--- WORK TO BE COMPLETED ---
Determine how many lines include "this". Give the number and nothing else.

--- EXCERPTED DATA ---
::::::::

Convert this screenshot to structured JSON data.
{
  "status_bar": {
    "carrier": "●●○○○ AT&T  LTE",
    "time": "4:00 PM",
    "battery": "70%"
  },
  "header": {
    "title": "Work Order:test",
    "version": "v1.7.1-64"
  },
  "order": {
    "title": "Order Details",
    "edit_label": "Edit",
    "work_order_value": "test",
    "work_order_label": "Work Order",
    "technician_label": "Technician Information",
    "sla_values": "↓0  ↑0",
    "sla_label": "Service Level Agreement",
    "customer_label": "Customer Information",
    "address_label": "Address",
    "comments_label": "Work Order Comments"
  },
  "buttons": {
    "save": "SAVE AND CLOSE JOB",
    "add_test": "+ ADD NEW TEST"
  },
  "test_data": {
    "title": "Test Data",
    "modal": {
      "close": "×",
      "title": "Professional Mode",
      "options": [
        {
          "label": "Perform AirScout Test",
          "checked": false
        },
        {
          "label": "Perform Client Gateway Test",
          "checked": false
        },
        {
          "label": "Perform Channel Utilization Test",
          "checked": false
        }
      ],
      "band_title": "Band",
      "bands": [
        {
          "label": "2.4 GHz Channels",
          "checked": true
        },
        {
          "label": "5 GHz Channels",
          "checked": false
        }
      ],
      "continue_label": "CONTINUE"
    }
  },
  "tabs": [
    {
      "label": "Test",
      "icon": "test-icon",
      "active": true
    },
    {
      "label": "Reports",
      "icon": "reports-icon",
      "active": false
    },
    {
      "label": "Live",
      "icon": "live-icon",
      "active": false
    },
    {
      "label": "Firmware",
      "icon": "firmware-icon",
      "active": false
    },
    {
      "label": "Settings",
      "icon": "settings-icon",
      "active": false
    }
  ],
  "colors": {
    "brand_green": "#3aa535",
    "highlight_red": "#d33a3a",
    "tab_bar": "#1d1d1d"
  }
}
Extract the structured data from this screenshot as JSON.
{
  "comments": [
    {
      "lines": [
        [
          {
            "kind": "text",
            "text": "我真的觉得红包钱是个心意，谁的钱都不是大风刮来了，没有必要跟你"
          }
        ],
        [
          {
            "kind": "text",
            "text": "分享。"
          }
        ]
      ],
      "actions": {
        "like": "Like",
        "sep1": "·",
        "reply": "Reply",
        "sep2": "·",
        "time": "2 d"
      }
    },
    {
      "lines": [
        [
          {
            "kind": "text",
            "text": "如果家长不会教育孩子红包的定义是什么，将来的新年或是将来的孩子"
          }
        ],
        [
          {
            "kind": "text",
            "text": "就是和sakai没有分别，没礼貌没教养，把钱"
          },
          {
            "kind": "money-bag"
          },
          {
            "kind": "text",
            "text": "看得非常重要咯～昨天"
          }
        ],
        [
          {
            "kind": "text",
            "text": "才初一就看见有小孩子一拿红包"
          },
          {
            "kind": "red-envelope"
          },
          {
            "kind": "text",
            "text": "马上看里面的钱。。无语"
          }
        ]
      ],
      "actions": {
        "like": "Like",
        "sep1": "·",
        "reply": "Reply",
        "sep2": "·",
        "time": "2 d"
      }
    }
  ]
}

::::::::

--- RESPONSE ---
2